Material for this task below:
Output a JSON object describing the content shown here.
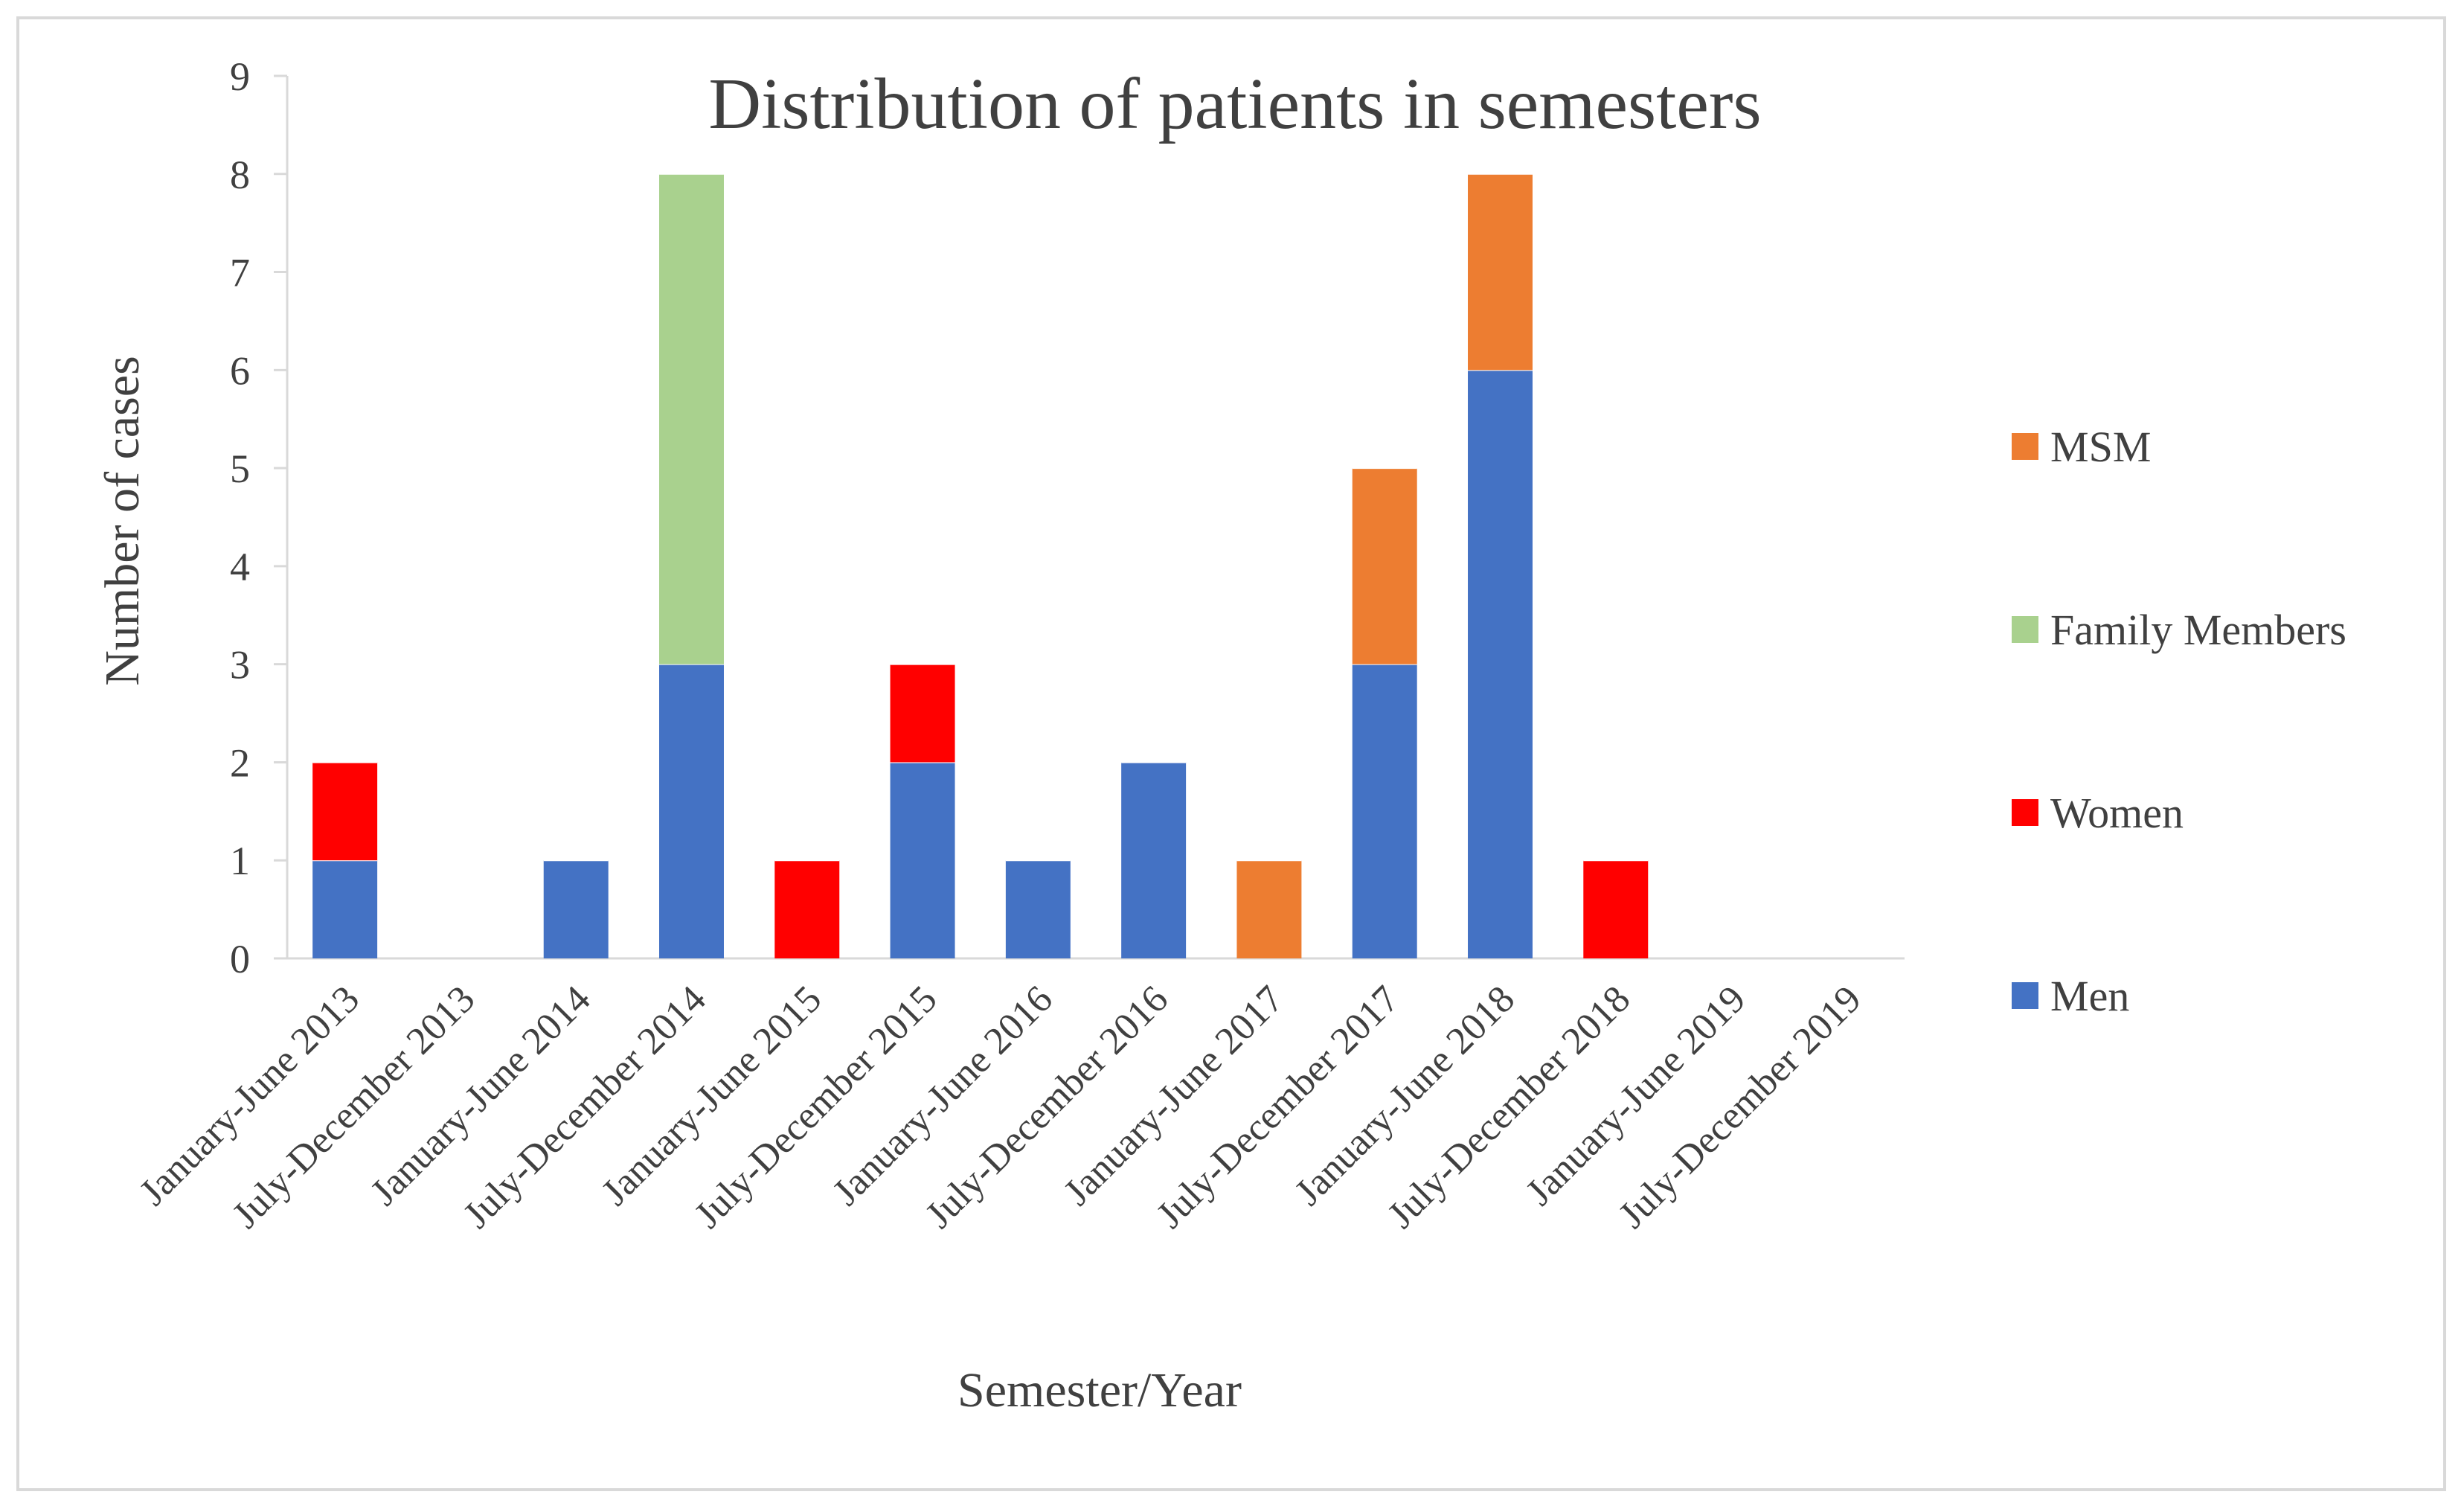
{
  "chart_data": {
    "type": "bar",
    "stacked": true,
    "title": "Distribution of patients in semesters",
    "xlabel": "Semester/Year",
    "ylabel": "Number of cases",
    "ylim": [
      0,
      9
    ],
    "yticks": [
      0,
      1,
      2,
      3,
      4,
      5,
      6,
      7,
      8,
      9
    ],
    "grid": false,
    "legend_position": "right",
    "categories": [
      "January-June 2013",
      "July-December 2013",
      "January-June 2014",
      "July-December 2014",
      "January-June 2015",
      "July-December 2015",
      "January-June 2016",
      "July-December 2016",
      "January-June 2017",
      "July-December 2017",
      "January-June 2018",
      "July-December 2018",
      "January-June 2019",
      "July-December 2019"
    ],
    "series": [
      {
        "name": "Men",
        "color": "#4472c4",
        "values": [
          1,
          0,
          1,
          3,
          0,
          2,
          1,
          2,
          0,
          3,
          6,
          0,
          0,
          0
        ]
      },
      {
        "name": "Women",
        "color": "#ff0000",
        "values": [
          1,
          0,
          0,
          0,
          1,
          1,
          0,
          0,
          0,
          0,
          0,
          1,
          0,
          0
        ]
      },
      {
        "name": "Family Members",
        "color": "#a9d18e",
        "values": [
          0,
          0,
          0,
          5,
          0,
          0,
          0,
          0,
          0,
          0,
          0,
          0,
          0,
          0
        ]
      },
      {
        "name": "MSM",
        "color": "#ed7d31",
        "values": [
          0,
          0,
          0,
          0,
          0,
          0,
          0,
          0,
          1,
          2,
          2,
          0,
          0,
          0
        ]
      }
    ],
    "legend_order": [
      "MSM",
      "Family Members",
      "Women",
      "Men"
    ]
  }
}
End of Material for this task.
What the task requires
For the material above, repeat each line exactly and leave out the pictures.

Output of the task
Output a JSON object describing the content shown here.
{
  "chart_data": {
    "type": "bar",
    "stacked": true,
    "title": "Distribution of patients in semesters",
    "xlabel": "Semester/Year",
    "ylabel": "Number of cases",
    "ylim": [
      0,
      9
    ],
    "yticks": [
      0,
      1,
      2,
      3,
      4,
      5,
      6,
      7,
      8,
      9
    ],
    "grid": false,
    "legend_position": "right",
    "categories": [
      "January-June 2013",
      "July-December 2013",
      "January-June 2014",
      "July-December 2014",
      "January-June 2015",
      "July-December 2015",
      "January-June 2016",
      "July-December 2016",
      "January-June 2017",
      "July-December 2017",
      "January-June 2018",
      "July-December 2018",
      "January-June 2019",
      "July-December 2019"
    ],
    "series": [
      {
        "name": "Men",
        "color": "#4472c4",
        "values": [
          1,
          0,
          1,
          3,
          0,
          2,
          1,
          2,
          0,
          3,
          6,
          0,
          0,
          0
        ]
      },
      {
        "name": "Women",
        "color": "#ff0000",
        "values": [
          1,
          0,
          0,
          0,
          1,
          1,
          0,
          0,
          0,
          0,
          0,
          1,
          0,
          0
        ]
      },
      {
        "name": "Family Members",
        "color": "#a9d18e",
        "values": [
          0,
          0,
          0,
          5,
          0,
          0,
          0,
          0,
          0,
          0,
          0,
          0,
          0,
          0
        ]
      },
      {
        "name": "MSM",
        "color": "#ed7d31",
        "values": [
          0,
          0,
          0,
          0,
          0,
          0,
          0,
          0,
          1,
          2,
          2,
          0,
          0,
          0
        ]
      }
    ],
    "legend_order": [
      "MSM",
      "Family Members",
      "Women",
      "Men"
    ]
  }
}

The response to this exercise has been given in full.